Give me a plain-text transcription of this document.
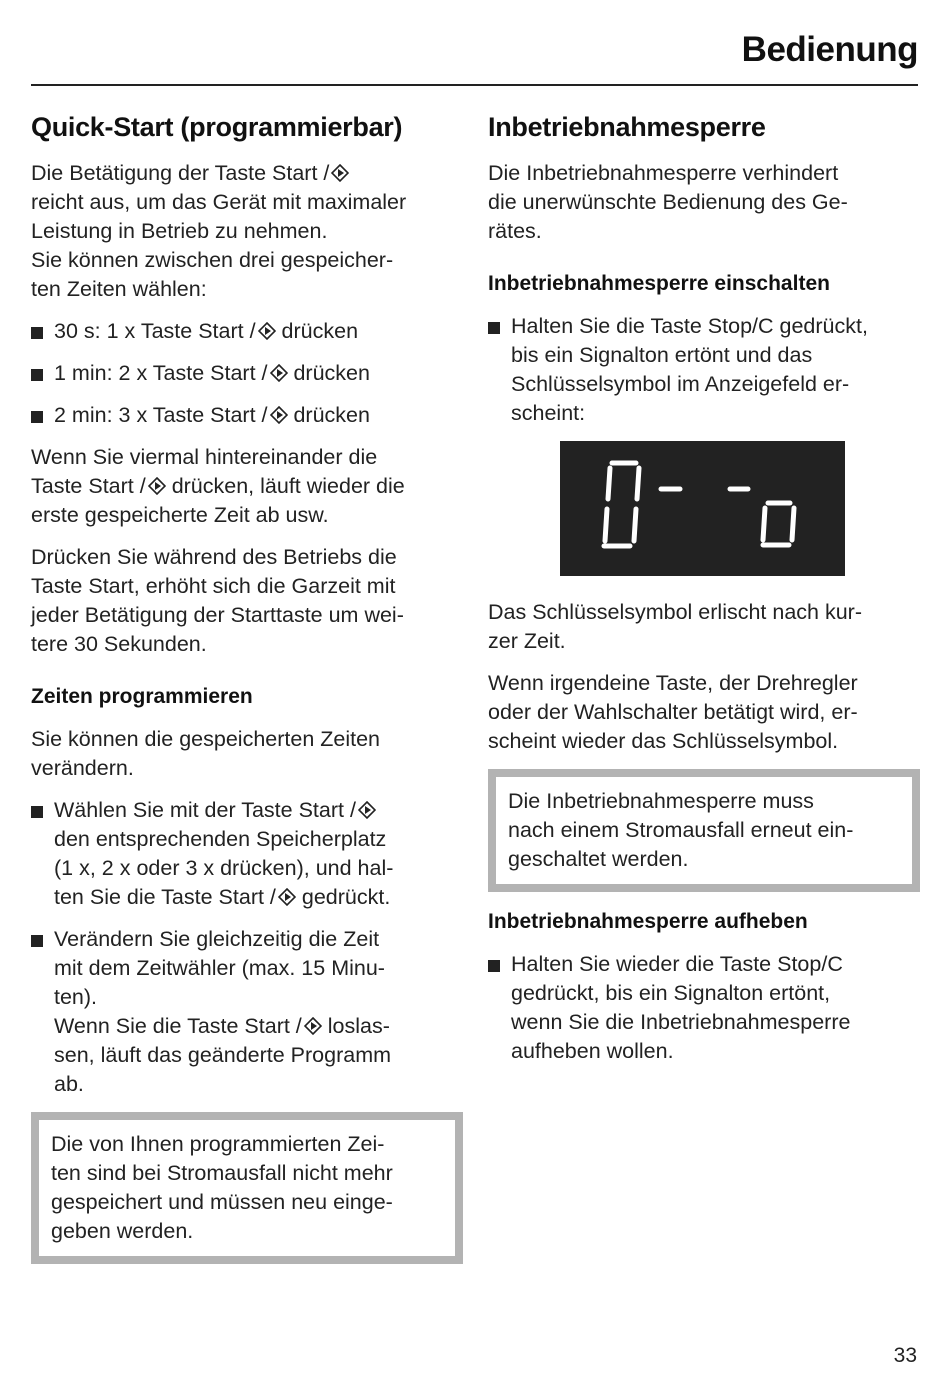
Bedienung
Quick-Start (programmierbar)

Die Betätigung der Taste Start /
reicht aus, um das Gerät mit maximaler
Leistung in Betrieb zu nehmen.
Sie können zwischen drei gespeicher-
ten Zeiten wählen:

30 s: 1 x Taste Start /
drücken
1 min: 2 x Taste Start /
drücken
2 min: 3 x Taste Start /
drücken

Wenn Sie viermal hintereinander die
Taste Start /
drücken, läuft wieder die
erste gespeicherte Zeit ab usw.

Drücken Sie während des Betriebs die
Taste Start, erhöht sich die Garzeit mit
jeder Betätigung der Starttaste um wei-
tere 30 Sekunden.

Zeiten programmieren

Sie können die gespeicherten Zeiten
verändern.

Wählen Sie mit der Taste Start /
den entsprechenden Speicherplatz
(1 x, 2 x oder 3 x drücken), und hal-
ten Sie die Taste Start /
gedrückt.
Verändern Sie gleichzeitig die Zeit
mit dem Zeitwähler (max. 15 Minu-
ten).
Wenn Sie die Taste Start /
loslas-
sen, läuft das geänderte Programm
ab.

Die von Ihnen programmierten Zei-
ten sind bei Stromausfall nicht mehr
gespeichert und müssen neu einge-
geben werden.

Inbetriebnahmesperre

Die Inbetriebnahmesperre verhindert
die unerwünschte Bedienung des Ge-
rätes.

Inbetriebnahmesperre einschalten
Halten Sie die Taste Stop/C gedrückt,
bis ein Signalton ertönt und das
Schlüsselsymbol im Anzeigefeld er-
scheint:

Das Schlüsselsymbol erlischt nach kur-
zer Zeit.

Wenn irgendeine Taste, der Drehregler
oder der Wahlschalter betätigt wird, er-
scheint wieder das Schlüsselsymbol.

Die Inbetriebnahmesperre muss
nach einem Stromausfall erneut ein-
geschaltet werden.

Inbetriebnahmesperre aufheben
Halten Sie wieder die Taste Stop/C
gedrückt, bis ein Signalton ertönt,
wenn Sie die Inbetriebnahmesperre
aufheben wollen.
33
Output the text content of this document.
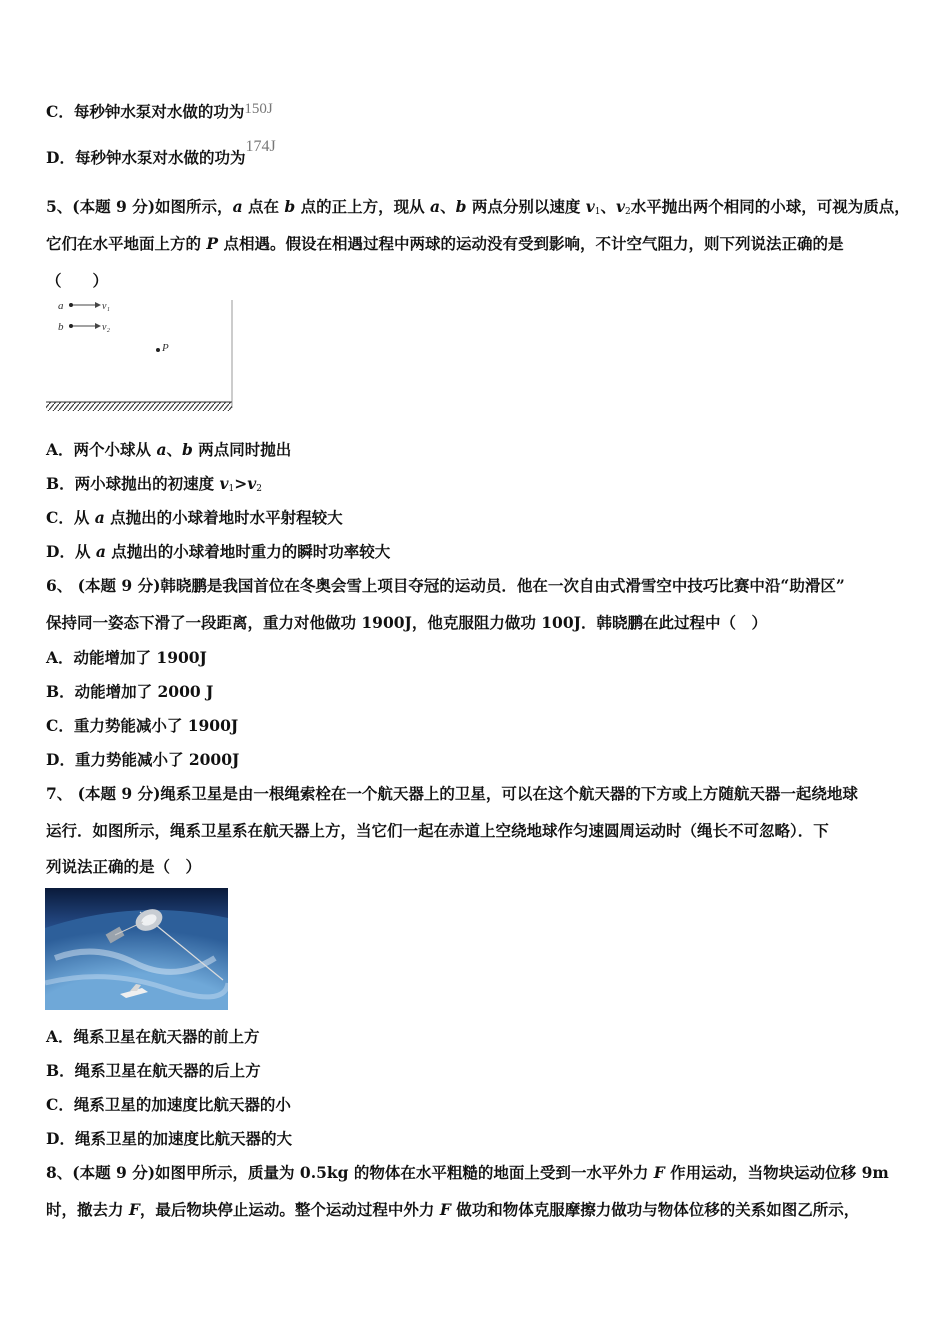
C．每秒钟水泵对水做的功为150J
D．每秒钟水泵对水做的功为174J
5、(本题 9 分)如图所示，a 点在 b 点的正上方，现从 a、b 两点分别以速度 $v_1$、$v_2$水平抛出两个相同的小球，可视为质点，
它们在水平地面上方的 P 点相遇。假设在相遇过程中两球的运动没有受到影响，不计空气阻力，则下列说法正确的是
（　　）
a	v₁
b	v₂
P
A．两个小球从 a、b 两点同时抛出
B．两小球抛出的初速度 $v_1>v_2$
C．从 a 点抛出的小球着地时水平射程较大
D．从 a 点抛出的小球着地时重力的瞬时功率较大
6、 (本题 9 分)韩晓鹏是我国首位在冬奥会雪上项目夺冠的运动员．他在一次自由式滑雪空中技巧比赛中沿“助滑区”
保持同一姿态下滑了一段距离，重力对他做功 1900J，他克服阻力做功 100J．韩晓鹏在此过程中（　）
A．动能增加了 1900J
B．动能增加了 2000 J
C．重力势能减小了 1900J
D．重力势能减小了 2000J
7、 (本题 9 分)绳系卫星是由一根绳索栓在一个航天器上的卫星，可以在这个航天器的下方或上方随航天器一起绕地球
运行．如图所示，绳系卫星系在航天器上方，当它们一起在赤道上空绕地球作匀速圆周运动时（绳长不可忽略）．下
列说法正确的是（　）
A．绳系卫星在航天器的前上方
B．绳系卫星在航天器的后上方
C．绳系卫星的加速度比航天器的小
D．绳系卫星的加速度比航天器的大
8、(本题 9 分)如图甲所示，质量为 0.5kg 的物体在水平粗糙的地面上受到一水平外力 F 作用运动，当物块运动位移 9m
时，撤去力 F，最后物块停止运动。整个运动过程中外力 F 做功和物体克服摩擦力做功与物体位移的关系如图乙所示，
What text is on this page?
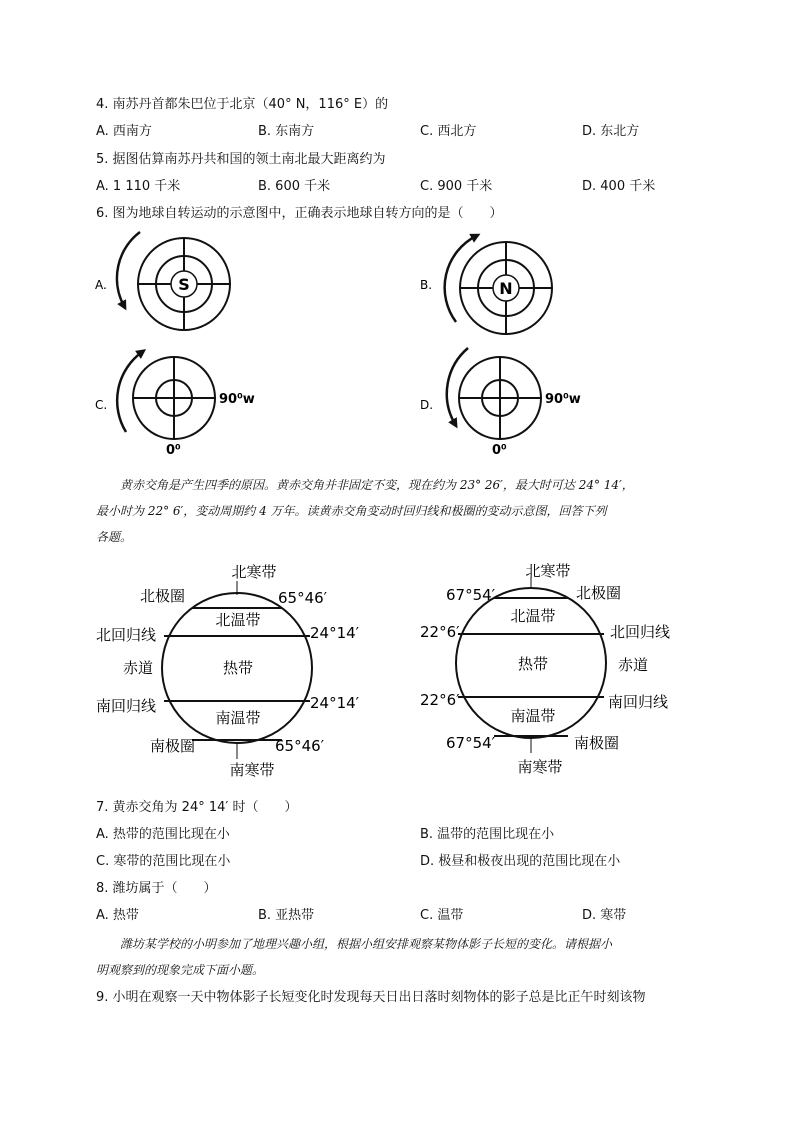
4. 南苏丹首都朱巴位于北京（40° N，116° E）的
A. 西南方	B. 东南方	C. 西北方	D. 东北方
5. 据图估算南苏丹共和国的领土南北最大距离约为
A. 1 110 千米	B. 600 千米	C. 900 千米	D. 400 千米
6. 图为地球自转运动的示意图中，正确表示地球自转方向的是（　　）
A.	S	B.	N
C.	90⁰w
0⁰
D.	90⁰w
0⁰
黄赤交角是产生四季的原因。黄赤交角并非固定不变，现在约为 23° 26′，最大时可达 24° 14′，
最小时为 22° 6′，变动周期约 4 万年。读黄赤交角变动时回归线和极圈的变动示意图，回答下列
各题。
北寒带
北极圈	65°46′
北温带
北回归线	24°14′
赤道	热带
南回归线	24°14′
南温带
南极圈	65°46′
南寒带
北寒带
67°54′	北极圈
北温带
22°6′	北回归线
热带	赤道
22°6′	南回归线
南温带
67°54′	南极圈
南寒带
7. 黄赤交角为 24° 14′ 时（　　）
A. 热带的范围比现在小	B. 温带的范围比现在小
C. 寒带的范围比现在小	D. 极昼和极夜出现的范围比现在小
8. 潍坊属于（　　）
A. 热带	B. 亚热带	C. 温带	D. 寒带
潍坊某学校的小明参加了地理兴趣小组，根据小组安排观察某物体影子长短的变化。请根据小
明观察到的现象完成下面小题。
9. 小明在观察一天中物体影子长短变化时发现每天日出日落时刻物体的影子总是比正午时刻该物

**The problem:**
In the records above, find each line holding "Inbetriebnahmesperre" and copy it.

**Finished answer:**
Inbetriebnahmesperre
Die Inbetriebnahmesperre verhindert
Inbetriebnahmesperre einschalten
Die Inbetriebnahmesperre muss
Inbetriebnahmesperre aufheben
wenn Sie die Inbetriebnahmesperre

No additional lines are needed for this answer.